Work to complete: Transcribe the whole listing below without changing a word, but leave out every image.

══ Dataset content ══

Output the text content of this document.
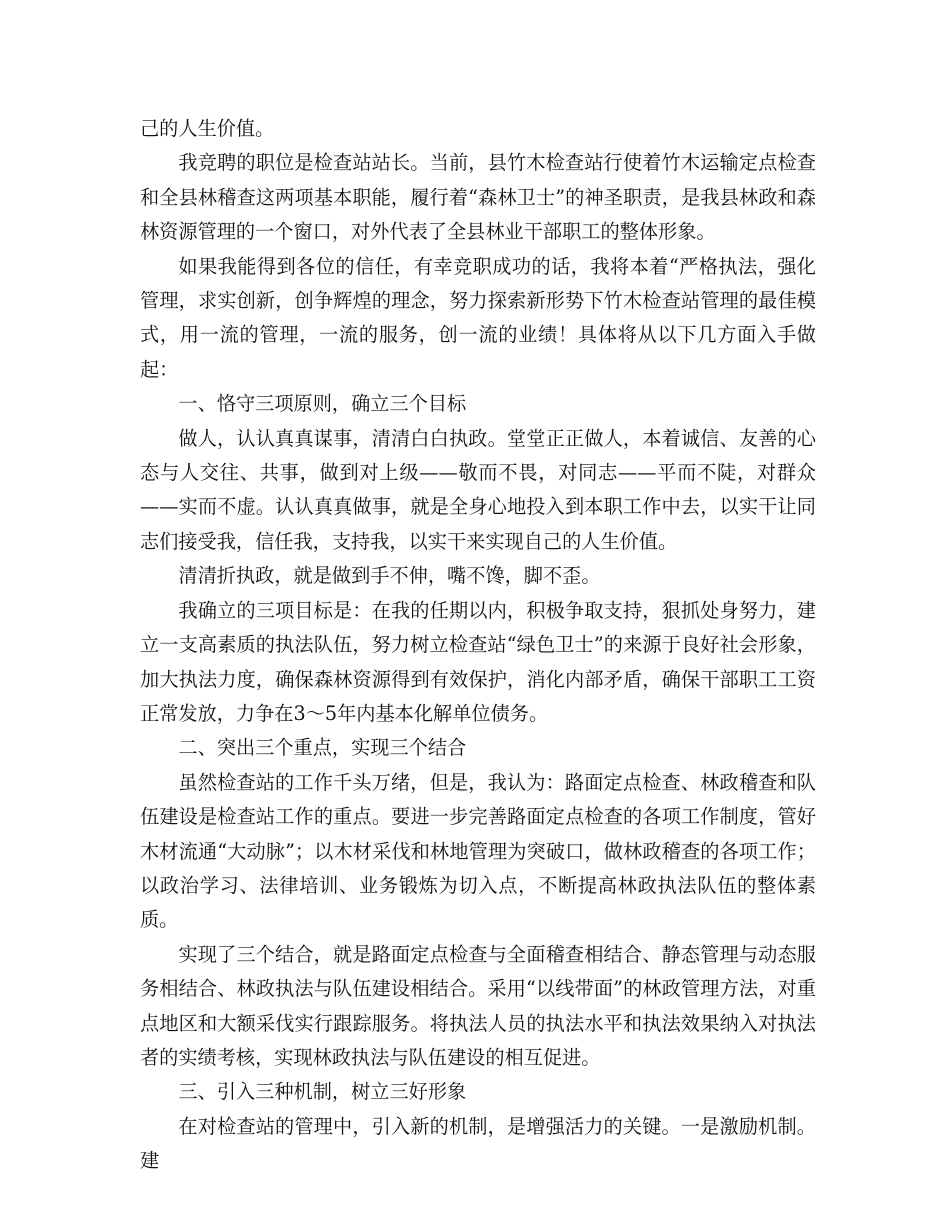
己的人生价值。

我竞聘的职位是检查站站长。当前，县竹木检查站行使着竹木运输定点检查和全县林稽查这两项基本职能，履行着“森林卫士”的神圣职责，是我县林政和森林资源管理的一个窗口，对外代表了全县林业干部职工的整体形象。

如果我能得到各位的信任，有幸竞职成功的话，我将本着“严格执法，强化管理，求实创新，创争辉煌的理念，努力探索新形势下竹木检查站管理的最佳模式，用一流的管理，一流的服务，创一流的业绩！具体将从以下几方面入手做起：

一、恪守三项原则，确立三个目标

做人，认认真真谋事，清清白白执政。堂堂正正做人，本着诚信、友善的心态与人交往、共事，做到对上级——敬而不畏，对同志——平而不陡，对群众——实而不虚。认认真真做事，就是全身心地投入到本职工作中去，以实干让同志们接受我，信任我，支持我，以实干来实现自己的人生价值。

清清折执政，就是做到手不伸，嘴不馋，脚不歪。

我确立的三项目标是：在我的任期以内，积极争取支持，狠抓处身努力，建立一支高素质的执法队伍，努力树立检查站“绿色卫士”的来源于良好社会形象，加大执法力度，确保森林资源得到有效保护，消化内部矛盾，确保干部职工工资正常发放，力争在3～5年内基本化解单位债务。

二、突出三个重点，实现三个结合

虽然检查站的工作千头万绪，但是，我认为：路面定点检查、林政稽查和队伍建设是检查站工作的重点。要进一步完善路面定点检查的各项工作制度，管好木材流通“大动脉”；以木材采伐和林地管理为突破口，做林政稽查的各项工作；以政治学习、法律培训、业务锻炼为切入点，不断提高林政执法队伍的整体素质。

实现了三个结合，就是路面定点检查与全面稽查相结合、静态管理与动态服务相结合、林政执法与队伍建设相结合。采用“以线带面”的林政管理方法，对重点地区和大额采伐实行跟踪服务。将执法人员的执法水平和执法效果纳入对执法者的实绩考核，实现林政执法与队伍建设的相互促进。

三、引入三种机制，树立三好形象

在对检查站的管理中，引入新的机制，是增强活力的关键。一是激励机制。建
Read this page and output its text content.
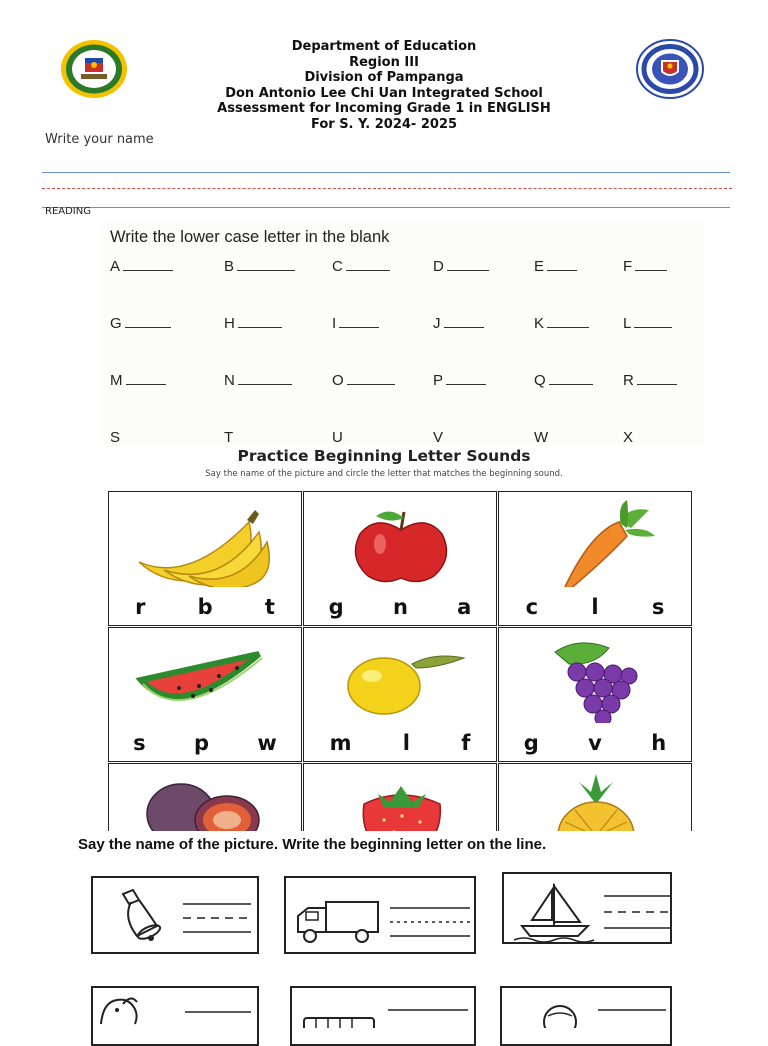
Department of Education
Region III
Division of Pampanga
Don Antonio Lee Chi Uan Integrated School
Assessment for Incoming Grade 1 in ENGLISH
For S. Y. 2024- 2025
Write your name
READING
Write the lower case letter in the blank
A	B	C	D	E	F
G	H	I	J	K	L
M	N	O	P	Q	R
S	T	U	V	W	X
Practice Beginning Letter Sounds
Say the name of the picture and circle the letter that matches the beginning sound.
r b t	g n a	c	l	s
s p w	m l f	g v h
Say the name of the picture. Write the beginning letter on the line.
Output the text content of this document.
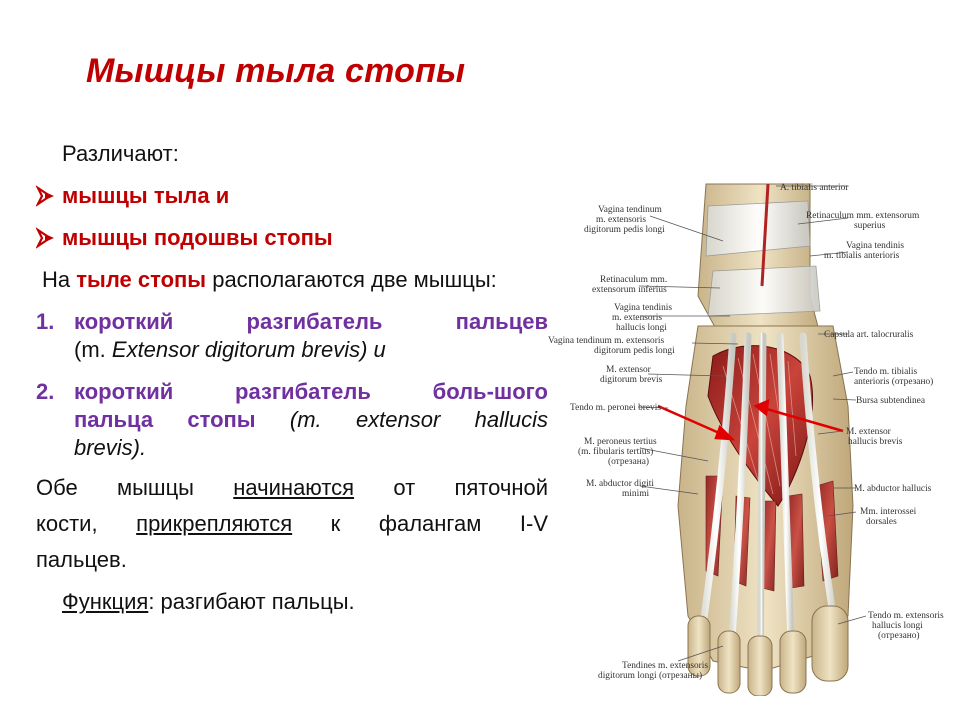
Мышцы тыла стопы

Различают:

мышцы тыла и
мышцы подошвы стопы

На тыле стопы располагаются две мышцы:

1. короткий разгибатель пальцев
(m. Extensor digitorum brevis) и
2. короткий разгибатель боль-шого
пальца стопы (m. extensor hallucis
brevis).
Обе мышцы начинаются от пяточной
кости, прикрепляются к фалангам I-V
пальцев.

Функция: разгибают пальцы.

Vagina tendinum m. extensoris digitorum pedis longi
Retinaculum mm. extensorum inferius
Vagina tendinis m. extensoris hallucis longi
Vagina tendinum m. extensoris digitorum pedis longi
M. extensor digitorum brevis
Tendo m. peronei brevis
M. peroneus tertius (m. fibularis tertius) (отрезана)
M. abductor digiti minimi
Tendines m. extensoris digitorum longi (отрезаны)
A. tibialis anterior
Retinaculum mm. extensorum superius
Vagina tendinis m. tibialis anterioris
Capsula art. talocruralis
Tendo m. tibialis anterioris (отрезано)
Bursa subtendinea
M. extensor hallucis brevis
M. abductor hallucis
Mm. interossei dorsales
Tendo m. extensoris hallucis longi (отрезано)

═══

Answer to the exercise:
Output the text content of this document.
己的人生价值。

我竞聘的职位是检查站站长。当前，县竹木检查站行使着竹木运输定点检查和全县林稽查这两项基本职能，履行着“森林卫士”的神圣职责，是我县林政和森林资源管理的一个窗口，对外代表了全县林业干部职工的整体形象。

如果我能得到各位的信任，有幸竞职成功的话，我将本着“严格执法，强化管理，求实创新，创争辉煌的理念，努力探索新形势下竹木检查站管理的最佳模式，用一流的管理，一流的服务，创一流的业绩！具体将从以下几方面入手做起：

一、恪守三项原则，确立三个目标

做人，认认真真谋事，清清白白执政。堂堂正正做人，本着诚信、友善的心态与人交往、共事，做到对上级——敬而不畏，对同志——平而不陡，对群众——实而不虚。认认真真做事，就是全身心地投入到本职工作中去，以实干让同志们接受我，信任我，支持我，以实干来实现自己的人生价值。

清清折执政，就是做到手不伸，嘴不馋，脚不歪。

我确立的三项目标是：在我的任期以内，积极争取支持，狠抓处身努力，建立一支高素质的执法队伍，努力树立检查站“绿色卫士”的来源于良好社会形象，加大执法力度，确保森林资源得到有效保护，消化内部矛盾，确保干部职工工资正常发放，力争在3～5年内基本化解单位债务。

二、突出三个重点，实现三个结合

虽然检查站的工作千头万绪，但是，我认为：路面定点检查、林政稽查和队伍建设是检查站工作的重点。要进一步完善路面定点检查的各项工作制度，管好木材流通“大动脉”；以木材采伐和林地管理为突破口，做林政稽查的各项工作；以政治学习、法律培训、业务锻炼为切入点，不断提高林政执法队伍的整体素质。

实现了三个结合，就是路面定点检查与全面稽查相结合、静态管理与动态服务相结合、林政执法与队伍建设相结合。采用“以线带面”的林政管理方法，对重点地区和大额采伐实行跟踪服务。将执法人员的执法水平和执法效果纳入对执法者的实绩考核，实现林政执法与队伍建设的相互促进。

三、引入三种机制，树立三好形象

在对检查站的管理中，引入新的机制，是增强活力的关键。一是激励机制。建
Read this page and output its text content.
Department of Education
Region III
Division of Pampanga
Don Antonio Lee Chi Uan Integrated School
Assessment for Incoming Grade 1 in ENGLISH
For S. Y. 2024- 2025
Write your name
READING
Write the lower case letter in the blank
A	B	C	D	E	F
G	H	I	J	K	L
M	N	O	P	Q	R
S	T	U	V	W	X
Practice Beginning Letter Sounds
Say the name of the picture and circle the letter that matches the beginning sound.
r b t	g n a	c	l	s
s p w	m l f	g v h
Say the name of the picture. Write the beginning letter on the line.
Output the text content of this document.
Мышцы тыла стопы

Различают:

мышцы тыла и
мышцы подошвы стопы

На тыле стопы располагаются две мышцы:

1. короткий разгибатель пальцев
(m. Extensor digitorum brevis) и
2. короткий разгибатель боль-шого
пальца стопы (m. extensor hallucis
brevis).
Обе мышцы начинаются от пяточной
кости, прикрепляются к фалангам I-V
пальцев.

Функция: разгибают пальцы.

Vagina tendinum m. extensoris digitorum pedis longi
Retinaculum mm. extensorum inferius
Vagina tendinis m. extensoris hallucis longi
Vagina tendinum m. extensoris digitorum pedis longi
M. extensor digitorum brevis
Tendo m. peronei brevis
M. peroneus tertius (m. fibularis tertius) (отрезана)
M. abductor digiti minimi
Tendines m. extensoris digitorum longi (отрезаны)
A. tibialis anterior
Retinaculum mm. extensorum superius
Vagina tendinis m. tibialis anterioris
Capsula art. talocruralis
Tendo m. tibialis anterioris (отрезано)
Bursa subtendinea
M. extensor hallucis brevis
M. abductor hallucis
Mm. interossei dorsales
Tendo m. extensoris hallucis longi (отрезано)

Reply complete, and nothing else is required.